▶ **STATED TASK**
Below are some entries. Copy each line that holds the string "trừu".

▶ **DATA IN THIS EXERCISE**
━━━━━━━━━━━━━━━━━━━━━━━━━━━━━━

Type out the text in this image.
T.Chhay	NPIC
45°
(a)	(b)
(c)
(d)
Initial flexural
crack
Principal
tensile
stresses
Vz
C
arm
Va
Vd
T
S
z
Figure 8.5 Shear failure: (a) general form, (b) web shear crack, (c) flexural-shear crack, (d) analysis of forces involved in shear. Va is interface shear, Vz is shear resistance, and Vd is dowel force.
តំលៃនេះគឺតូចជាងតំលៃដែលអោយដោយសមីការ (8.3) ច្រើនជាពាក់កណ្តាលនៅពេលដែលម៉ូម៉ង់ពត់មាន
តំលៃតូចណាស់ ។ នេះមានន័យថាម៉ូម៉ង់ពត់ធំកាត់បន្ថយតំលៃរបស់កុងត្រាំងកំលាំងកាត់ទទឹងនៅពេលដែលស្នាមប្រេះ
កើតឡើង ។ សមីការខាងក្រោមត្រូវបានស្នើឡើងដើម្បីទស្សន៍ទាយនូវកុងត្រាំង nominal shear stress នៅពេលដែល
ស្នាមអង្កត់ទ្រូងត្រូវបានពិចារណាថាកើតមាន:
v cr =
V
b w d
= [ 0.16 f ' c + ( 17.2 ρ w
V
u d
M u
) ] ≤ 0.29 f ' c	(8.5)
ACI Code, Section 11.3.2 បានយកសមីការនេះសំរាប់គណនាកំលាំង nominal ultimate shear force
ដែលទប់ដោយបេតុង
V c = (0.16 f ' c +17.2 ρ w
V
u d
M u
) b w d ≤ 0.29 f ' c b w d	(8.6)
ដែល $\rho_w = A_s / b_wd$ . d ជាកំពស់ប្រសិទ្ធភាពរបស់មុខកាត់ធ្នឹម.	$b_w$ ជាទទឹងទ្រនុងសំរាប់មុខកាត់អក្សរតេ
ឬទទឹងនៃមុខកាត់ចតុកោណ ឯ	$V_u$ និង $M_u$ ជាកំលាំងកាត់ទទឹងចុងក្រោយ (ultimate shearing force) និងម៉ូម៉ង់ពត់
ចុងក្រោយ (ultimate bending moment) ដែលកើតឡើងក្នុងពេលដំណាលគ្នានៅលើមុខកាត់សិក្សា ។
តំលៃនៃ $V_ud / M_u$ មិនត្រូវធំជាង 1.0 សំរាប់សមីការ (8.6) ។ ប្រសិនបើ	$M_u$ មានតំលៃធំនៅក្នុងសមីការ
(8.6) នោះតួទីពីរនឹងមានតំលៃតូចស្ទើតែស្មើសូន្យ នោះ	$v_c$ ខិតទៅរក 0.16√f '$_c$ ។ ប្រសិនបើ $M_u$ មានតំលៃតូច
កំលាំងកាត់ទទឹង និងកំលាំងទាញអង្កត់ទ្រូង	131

━━━━━━━━━━━━━━━━━━━━━━━━━━━━━━

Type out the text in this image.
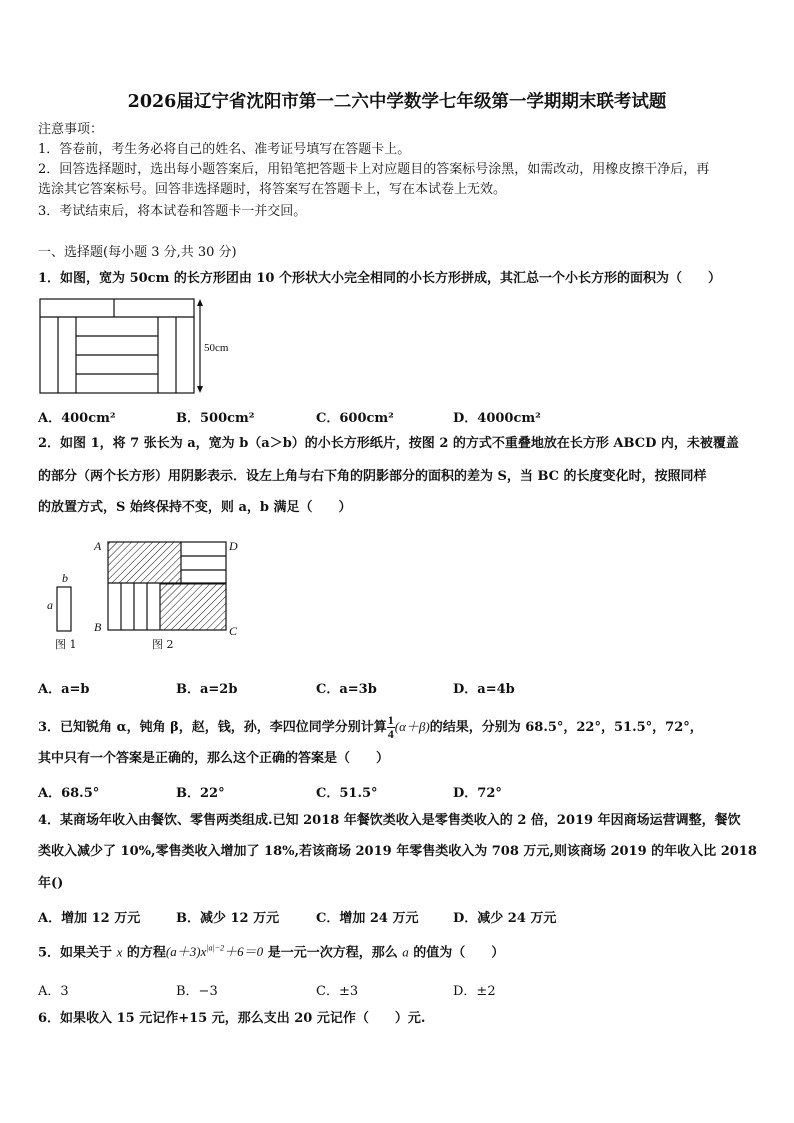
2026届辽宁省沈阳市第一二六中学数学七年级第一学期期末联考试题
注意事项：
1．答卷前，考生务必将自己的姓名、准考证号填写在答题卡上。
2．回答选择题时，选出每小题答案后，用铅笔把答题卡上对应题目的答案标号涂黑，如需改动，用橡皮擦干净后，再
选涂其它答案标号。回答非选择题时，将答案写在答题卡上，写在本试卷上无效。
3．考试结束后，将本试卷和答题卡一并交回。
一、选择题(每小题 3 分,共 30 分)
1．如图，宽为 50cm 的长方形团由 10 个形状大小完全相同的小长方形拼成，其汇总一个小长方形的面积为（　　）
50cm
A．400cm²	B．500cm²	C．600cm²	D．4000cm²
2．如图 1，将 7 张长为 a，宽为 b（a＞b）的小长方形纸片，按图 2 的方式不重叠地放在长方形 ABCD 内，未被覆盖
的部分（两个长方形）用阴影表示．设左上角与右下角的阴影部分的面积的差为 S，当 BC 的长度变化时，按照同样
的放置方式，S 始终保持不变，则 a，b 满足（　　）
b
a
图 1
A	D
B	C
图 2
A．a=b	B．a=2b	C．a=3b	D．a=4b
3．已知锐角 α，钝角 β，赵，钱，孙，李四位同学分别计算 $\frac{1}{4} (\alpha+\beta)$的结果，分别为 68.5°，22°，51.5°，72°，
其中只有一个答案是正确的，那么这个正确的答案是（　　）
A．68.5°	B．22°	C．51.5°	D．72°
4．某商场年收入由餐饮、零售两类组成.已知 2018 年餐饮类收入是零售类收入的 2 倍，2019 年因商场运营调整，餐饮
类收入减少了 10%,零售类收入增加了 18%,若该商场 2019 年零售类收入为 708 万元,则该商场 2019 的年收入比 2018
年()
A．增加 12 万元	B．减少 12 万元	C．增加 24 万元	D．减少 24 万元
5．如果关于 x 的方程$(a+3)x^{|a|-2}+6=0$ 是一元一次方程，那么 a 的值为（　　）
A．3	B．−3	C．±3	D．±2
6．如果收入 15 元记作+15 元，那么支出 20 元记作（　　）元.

━━━━━━━━━━━━━━━━━━━━━━━━━━━━━━

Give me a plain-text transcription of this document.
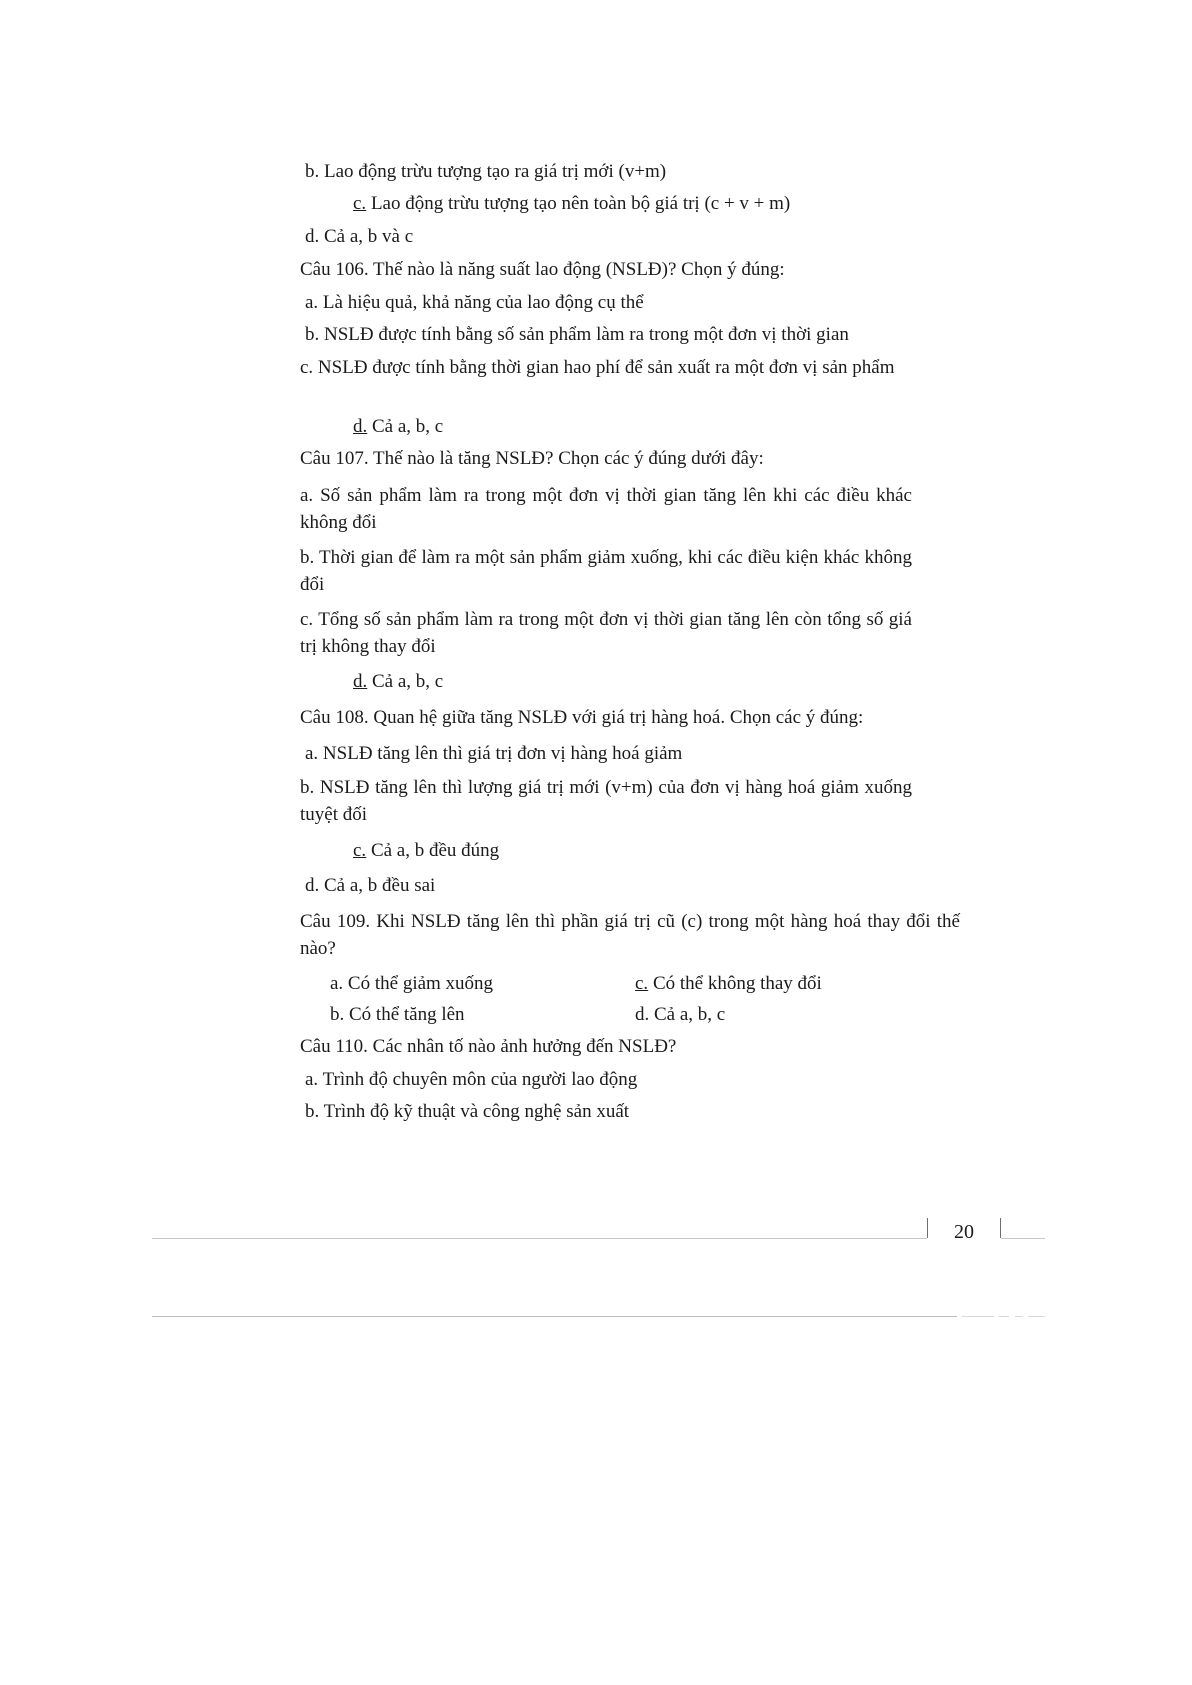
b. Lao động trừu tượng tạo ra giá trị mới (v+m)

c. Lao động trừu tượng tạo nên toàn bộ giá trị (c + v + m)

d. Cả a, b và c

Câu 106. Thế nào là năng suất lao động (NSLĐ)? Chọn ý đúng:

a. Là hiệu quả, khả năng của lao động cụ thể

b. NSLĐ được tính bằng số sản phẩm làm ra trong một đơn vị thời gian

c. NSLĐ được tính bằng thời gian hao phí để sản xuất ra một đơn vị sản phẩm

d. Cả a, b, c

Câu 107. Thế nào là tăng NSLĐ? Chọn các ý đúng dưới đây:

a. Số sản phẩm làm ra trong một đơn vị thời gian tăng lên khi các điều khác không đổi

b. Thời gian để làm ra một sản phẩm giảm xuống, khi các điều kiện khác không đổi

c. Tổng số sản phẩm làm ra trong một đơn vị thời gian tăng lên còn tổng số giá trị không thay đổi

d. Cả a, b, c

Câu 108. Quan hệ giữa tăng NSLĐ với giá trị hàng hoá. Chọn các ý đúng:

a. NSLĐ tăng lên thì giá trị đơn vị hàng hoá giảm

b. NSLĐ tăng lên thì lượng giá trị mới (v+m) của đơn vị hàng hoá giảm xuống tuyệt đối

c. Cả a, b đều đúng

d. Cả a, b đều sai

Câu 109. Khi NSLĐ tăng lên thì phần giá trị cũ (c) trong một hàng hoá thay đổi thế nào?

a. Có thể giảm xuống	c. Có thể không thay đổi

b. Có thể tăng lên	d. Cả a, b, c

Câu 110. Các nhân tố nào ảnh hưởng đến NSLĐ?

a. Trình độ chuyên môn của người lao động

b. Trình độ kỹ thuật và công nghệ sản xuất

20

━━━━━━━━━━━━━━━━━━━━━━━━━━━━━━

▶ **PROBLEM SOLUTION**
b. Lao động trừu tượng tạo ra giá trị mới (v+m)
c. Lao động trừu tượng tạo nên toàn bộ giá trị (c + v + m)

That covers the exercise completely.